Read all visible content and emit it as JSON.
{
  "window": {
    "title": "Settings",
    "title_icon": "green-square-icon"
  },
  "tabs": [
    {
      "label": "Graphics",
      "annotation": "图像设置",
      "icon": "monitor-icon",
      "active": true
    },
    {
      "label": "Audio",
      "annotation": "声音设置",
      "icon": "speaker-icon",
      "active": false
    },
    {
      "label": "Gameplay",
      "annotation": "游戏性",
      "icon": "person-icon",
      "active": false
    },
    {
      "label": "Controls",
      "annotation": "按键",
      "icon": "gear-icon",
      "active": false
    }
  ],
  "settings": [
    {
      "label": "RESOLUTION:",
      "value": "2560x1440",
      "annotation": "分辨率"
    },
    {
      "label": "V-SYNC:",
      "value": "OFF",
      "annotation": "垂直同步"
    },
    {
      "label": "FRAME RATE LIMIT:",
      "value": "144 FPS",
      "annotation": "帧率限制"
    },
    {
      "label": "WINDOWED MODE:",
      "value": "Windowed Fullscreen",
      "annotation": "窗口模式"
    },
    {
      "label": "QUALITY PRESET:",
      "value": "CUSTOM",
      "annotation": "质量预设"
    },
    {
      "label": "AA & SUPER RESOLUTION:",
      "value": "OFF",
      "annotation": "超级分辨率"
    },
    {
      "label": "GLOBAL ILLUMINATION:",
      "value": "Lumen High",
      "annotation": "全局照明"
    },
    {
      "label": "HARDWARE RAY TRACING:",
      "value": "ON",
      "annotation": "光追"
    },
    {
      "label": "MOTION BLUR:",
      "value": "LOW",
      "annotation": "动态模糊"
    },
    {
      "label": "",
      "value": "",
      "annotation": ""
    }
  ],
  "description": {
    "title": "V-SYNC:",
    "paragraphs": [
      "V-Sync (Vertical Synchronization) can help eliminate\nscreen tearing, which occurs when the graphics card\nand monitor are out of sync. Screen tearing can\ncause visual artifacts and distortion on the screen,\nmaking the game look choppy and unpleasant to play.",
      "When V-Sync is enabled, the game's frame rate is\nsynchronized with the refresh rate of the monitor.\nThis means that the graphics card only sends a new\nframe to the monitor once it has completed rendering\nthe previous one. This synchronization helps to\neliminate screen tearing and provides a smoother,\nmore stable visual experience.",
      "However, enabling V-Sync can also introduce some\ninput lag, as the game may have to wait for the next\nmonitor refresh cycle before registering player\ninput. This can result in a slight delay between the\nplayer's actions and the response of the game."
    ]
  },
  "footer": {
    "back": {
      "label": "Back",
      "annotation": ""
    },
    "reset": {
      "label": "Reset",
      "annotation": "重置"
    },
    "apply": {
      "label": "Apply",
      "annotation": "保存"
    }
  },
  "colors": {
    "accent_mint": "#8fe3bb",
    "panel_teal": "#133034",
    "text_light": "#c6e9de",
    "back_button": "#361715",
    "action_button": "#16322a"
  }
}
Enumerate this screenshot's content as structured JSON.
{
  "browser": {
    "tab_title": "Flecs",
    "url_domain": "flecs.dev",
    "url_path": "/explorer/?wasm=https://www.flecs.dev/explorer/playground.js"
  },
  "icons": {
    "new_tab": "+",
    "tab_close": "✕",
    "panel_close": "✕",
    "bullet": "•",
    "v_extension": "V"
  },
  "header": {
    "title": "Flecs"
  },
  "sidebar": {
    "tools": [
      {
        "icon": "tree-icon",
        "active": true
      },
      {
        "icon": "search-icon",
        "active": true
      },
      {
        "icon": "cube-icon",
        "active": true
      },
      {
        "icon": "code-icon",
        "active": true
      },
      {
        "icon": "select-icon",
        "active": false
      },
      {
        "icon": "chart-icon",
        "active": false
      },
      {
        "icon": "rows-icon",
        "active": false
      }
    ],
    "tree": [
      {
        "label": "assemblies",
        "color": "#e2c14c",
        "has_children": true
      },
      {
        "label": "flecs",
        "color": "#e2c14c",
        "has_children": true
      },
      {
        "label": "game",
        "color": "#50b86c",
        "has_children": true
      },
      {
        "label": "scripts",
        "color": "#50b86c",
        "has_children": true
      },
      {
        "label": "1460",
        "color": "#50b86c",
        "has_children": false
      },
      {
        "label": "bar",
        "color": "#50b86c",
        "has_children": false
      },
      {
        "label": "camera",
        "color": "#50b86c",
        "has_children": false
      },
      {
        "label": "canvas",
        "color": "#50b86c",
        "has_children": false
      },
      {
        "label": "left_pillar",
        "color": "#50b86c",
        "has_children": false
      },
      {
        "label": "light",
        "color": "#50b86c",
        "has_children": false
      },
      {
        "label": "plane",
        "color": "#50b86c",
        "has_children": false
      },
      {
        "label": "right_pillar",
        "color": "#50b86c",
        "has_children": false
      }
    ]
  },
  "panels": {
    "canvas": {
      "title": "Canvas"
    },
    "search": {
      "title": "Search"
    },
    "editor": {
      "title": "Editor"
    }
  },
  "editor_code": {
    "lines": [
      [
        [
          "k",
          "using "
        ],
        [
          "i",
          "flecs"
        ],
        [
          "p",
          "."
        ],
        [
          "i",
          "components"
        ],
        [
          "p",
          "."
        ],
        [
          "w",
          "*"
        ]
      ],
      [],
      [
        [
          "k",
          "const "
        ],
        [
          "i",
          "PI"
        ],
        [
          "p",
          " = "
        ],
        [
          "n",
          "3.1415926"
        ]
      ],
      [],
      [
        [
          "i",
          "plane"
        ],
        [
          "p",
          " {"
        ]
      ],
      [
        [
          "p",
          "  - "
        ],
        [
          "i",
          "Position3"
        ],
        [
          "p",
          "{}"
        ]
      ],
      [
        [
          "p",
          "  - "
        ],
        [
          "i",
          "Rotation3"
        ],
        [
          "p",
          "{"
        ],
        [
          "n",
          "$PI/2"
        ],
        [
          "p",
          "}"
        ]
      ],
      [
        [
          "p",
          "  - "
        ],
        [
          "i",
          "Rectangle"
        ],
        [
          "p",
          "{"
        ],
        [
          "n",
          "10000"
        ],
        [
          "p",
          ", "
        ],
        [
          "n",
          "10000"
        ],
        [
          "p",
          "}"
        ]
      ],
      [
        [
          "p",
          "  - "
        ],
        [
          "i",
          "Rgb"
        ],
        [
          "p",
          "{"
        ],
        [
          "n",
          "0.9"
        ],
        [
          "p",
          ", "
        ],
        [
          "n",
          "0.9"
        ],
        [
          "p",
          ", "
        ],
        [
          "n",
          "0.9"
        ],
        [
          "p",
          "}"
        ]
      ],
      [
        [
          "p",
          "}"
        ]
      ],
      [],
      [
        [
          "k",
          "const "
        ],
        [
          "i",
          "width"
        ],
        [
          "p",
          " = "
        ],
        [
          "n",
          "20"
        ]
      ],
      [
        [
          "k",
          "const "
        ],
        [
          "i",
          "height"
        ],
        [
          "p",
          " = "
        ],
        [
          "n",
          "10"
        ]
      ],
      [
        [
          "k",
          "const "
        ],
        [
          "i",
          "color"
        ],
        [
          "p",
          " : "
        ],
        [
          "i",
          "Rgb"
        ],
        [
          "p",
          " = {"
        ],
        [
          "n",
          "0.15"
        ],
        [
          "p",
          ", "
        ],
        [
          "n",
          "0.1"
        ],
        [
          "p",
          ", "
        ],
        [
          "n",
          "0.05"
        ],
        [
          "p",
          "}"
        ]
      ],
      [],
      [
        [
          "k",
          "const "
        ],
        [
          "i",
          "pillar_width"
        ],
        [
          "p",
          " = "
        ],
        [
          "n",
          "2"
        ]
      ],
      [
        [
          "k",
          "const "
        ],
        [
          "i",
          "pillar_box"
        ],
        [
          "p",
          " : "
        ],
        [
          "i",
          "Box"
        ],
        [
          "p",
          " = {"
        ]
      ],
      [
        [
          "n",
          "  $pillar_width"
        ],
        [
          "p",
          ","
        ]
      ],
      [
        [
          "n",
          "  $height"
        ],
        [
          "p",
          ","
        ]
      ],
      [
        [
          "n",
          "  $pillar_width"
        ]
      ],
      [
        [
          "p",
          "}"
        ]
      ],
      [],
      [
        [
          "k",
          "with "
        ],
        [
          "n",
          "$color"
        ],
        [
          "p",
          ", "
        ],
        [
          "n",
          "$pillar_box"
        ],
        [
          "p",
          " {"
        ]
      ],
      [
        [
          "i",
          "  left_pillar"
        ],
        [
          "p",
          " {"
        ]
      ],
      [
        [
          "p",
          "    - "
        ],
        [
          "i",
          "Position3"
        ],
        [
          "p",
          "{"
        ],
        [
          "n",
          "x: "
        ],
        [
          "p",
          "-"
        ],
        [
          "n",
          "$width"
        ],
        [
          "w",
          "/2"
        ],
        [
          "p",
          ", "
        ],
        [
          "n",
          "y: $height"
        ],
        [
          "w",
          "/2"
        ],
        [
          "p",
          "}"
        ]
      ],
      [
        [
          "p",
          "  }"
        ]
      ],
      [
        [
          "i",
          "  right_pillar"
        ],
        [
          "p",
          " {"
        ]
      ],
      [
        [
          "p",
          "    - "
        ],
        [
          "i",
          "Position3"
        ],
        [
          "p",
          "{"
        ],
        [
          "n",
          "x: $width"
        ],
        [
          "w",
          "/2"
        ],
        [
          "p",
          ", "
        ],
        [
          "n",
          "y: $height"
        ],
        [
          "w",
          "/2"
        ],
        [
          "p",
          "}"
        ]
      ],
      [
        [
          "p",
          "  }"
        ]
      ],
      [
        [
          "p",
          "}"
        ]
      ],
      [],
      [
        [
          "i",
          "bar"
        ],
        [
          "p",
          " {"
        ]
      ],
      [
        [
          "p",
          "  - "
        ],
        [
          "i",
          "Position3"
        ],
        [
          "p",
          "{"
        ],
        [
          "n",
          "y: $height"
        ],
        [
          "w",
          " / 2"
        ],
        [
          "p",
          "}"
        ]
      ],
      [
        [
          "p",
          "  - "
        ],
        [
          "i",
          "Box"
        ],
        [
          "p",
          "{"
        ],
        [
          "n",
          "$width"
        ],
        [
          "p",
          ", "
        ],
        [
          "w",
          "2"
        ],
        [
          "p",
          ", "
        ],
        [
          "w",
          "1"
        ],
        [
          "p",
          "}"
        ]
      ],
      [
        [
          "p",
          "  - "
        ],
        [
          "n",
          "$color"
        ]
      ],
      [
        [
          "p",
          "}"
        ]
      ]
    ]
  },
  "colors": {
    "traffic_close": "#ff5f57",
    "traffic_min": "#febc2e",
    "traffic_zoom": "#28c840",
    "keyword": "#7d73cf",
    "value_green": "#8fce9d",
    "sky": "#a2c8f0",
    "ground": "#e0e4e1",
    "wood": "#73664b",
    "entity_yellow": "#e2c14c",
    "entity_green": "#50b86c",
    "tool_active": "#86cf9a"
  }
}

■ Problem description: Reply with one number only: how many lines of the listing hold "content"?

■ Exercise output: 2